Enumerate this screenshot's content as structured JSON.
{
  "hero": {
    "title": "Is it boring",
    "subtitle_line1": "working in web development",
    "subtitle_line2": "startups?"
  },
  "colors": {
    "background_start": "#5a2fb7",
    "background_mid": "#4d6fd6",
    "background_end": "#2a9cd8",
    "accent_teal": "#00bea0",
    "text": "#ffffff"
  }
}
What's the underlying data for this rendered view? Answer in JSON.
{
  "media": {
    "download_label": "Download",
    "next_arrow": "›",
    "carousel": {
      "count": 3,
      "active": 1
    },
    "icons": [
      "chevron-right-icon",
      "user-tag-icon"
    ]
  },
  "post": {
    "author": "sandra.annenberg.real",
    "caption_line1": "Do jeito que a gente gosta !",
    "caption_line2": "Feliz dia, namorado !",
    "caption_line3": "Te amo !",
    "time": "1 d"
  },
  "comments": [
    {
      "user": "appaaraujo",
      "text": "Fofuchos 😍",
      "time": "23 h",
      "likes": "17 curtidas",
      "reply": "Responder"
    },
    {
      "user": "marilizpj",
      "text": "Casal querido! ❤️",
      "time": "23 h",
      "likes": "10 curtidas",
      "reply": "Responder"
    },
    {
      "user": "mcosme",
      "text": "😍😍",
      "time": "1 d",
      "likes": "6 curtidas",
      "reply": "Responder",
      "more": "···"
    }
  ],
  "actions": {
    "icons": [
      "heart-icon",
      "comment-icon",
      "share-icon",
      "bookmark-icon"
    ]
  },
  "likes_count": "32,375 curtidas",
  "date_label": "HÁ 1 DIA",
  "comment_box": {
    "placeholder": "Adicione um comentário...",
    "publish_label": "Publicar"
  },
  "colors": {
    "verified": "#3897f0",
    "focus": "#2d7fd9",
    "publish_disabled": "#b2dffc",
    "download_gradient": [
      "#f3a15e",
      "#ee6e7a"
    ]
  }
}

□ □ □

| YOUR TASK |
Copy each line of the entries that includes the word "text".

| ANSWER TO THE TASK |
    "text": "#ffffff"
      "text": "Fofuchos 😍",
      "text": "Casal querido! ❤️",
      "text": "😍😍",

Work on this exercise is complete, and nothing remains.